## WORK INSTRUCTIONS
Copy out each line in the material below that has the word "الجمعة".

## DATASET EXCERPTS
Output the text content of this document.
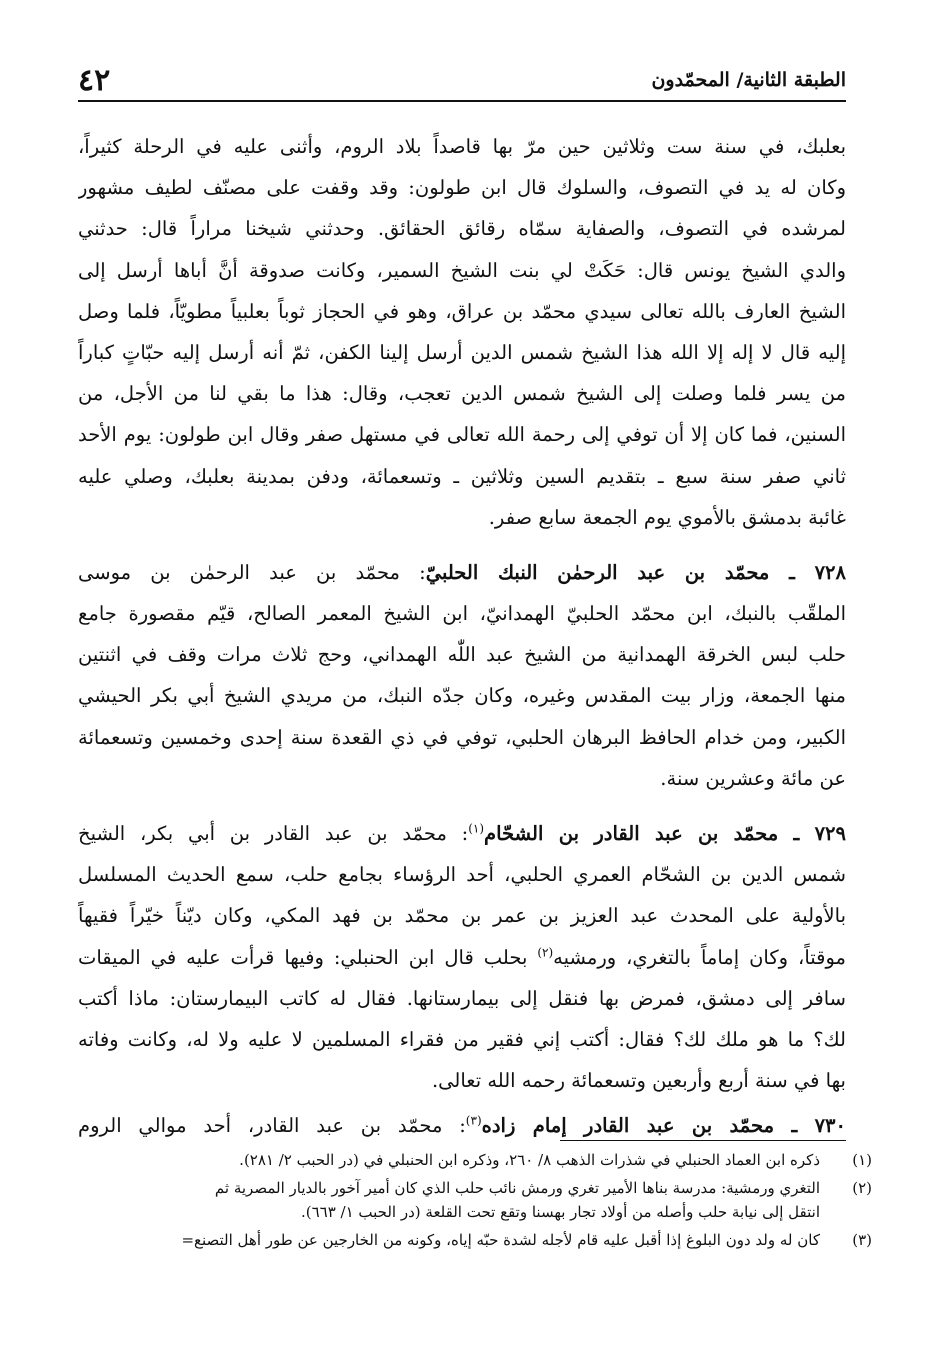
٤٢	الطبقة الثانية/ المحمّدون
بعلبك، في سنة ست وثلاثين حين مرّ بها قاصداً بلاد الروم، وأثنى عليه في الرحلة كثيراً،
وكان له يد في التصوف، والسلوك قال ابن طولون: وقد وقفت على مصنّف لطيف مشهور
لمرشده في التصوف، والصفاية سمّاه رقائق الحقائق. وحدثني شيخنا مراراً قال: حدثني
والدي الشيخ يونس قال: حَكَتْ لي بنت الشيخ السمير، وكانت صدوقة أنَّ أباها أرسل إلى
الشيخ العارف بالله تعالى سيدي محمّد بن عراق، وهو في الحجاز ثوباً بعلبياً مطويّاً، فلما وصل
إليه قال لا إله إلا الله هذا الشيخ شمس الدين أرسل إلينا الكفن، ثمّ أنه أرسل إليه حبّاتٍ كباراً
من يسر فلما وصلت إلى الشيخ شمس الدين تعجب، وقال: هذا ما بقي لنا من الأجل، من
السنين، فما كان إلا أن توفي إلى رحمة الله تعالى في مستهل صفر وقال ابن طولون: يوم الأحد
ثاني صفر سنة سبع ـ بتقديم السين وثلاثين ـ وتسعمائة، ودفن بمدينة بعلبك، وصلي عليه
غائبة بدمشق بالأموي يوم الجمعة سابع صفر.
٧٢٨ ـ محمّد بن عبد الرحمٰن النبك الحلبيّ: محمّد بن عبد الرحمٰن بن موسى
الملقّب بالنبك، ابن محمّد الحلبيّ الهمدانيّ، ابن الشيخ المعمر الصالح، قيّم مقصورة جامع
حلب لبس الخرقة الهمدانية من الشيخ عبد اللّٰه الهمداني، وحج ثلاث مرات وقف في اثنتين
منها الجمعة، وزار بيت المقدس وغيره، وكان جدّه النبك، من مريدي الشيخ أبي بكر الحيشي
الكبير، ومن خدام الحافظ البرهان الحلبي، توفي في ذي القعدة سنة إحدى وخمسين وتسعمائة
عن مائة وعشرين سنة.
٧٢٩ ـ محمّد بن عبد القادر بن الشحّام$^{(١)}$: محمّد بن عبد القادر بن أبي بكر، الشيخ
شمس الدين بن الشحّام العمري الحلبي، أحد الرؤساء بجامع حلب، سمع الحديث المسلسل
بالأولية على المحدث عبد العزيز بن عمر بن محمّد بن فهد المكي، وكان ديّناً خيّراً فقيهاً
موقتاً، وكان إماماً بالتغري، ورمشيه$^{(٢)}$ بحلب قال ابن الحنبلي: وفيها قرأت عليه في الميقات
سافر إلى دمشق، فمرض بها فنقل إلى بيمارستانها. فقال له كاتب البيمارستان: ماذا أكتب
لك؟ ما هو ملك لك؟ فقال: أكتب إني فقير من فقراء المسلمين لا عليه ولا له، وكانت وفاته
بها في سنة أربع وأربعين وتسعمائة رحمه الله تعالى.
٧٣٠ ـ محمّد بن عبد القادر إمام زاده$^{(٣)}$: محمّد بن عبد القادر، أحد موالي الروم
(١)
ذكره ابن العماد الحنبلي في شذرات الذهب ٨/ ٢٦٠، وذكره ابن الحنبلي في (در الحبب ٢/ ٢٨١).
(٢)
التغري ورمشية: مدرسة بناها الأمير تغري ورمش نائب حلب الذي كان أمير آخور بالديار المصرية ثم
انتقل إلى نيابة حلب وأصله من أولاد تجار بهسنا وتقع تحت القلعة (در الحبب ١/ ٦٦٣).
(٣)
كان له ولد دون البلوغ إذا أقبل عليه قام لأجله لشدة حبّه إياه، وكونه من الخارجين عن طور أهل التصنع=
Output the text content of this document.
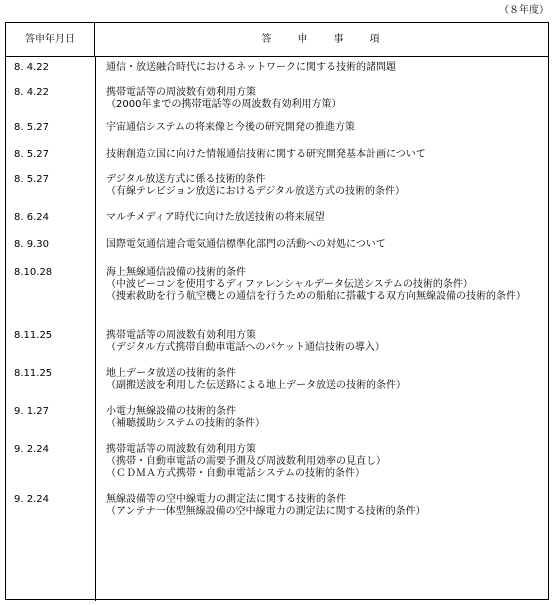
（８年度）
答申年月日	答　　申　　事　　項
8. 4.22	通信・放送融合時代におけるネットワークに関する技術的諸問題
8. 4.22	携帯電話等の周波数有効利用方策
（2000年までの携帯電話等の周波数有効利用方策）
8. 5.27	宇宙通信システムの将来像と今後の研究開発の推進方策
8. 5.27	技術創造立国に向けた情報通信技術に関する研究開発基本計画について
8. 5.27	デジタル放送方式に係る技術的条件
（有線テレビジョン放送におけるデジタル放送方式の技術的条件）
8. 6.24	マルチメディア時代に向けた放送技術の将来展望
8. 9.30	国際電気通信連合電気通信標準化部門の活動への対処について
8.10.28	海上無線通信設備の技術的条件
（中波ビーコンを使用するディファレンシャルデータ伝送システムの技術的条件）
（捜索救助を行う航空機との通信を行うための船舶に搭載する双方向無線設備の技術的条件）
8.11.25	携帯電話等の周波数有効利用方策
（デジタル方式携帯自動車電話へのパケット通信技術の導入）
8.11.25	地上データ放送の技術的条件
（副搬送波を利用した伝送路による地上データ放送の技術的条件）
9. 1.27	小電力無線設備の技術的条件
（補聴援助システムの技術的条件）
9. 2.24	携帯電話等の周波数有効利用方策
（携帯・自動車電話の需要予測及び周波数利用効率の見直し）
（ＣＤＭＡ方式携帯・自動車電話システムの技術的条件）
9. 2.24	無線設備等の空中線電力の測定法に関する技術的条件
（アンテナ一体型無線設備の空中線電力の測定法に関する技術的条件）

## THE SOLUTION
غائبة بدمشق بالأموي يوم الجمعة سابع صفر.
منها الجمعة، وزار بيت المقدس وغيره، وكان جدّه النبك، من مريدي الشيخ أبي بكر الحيشي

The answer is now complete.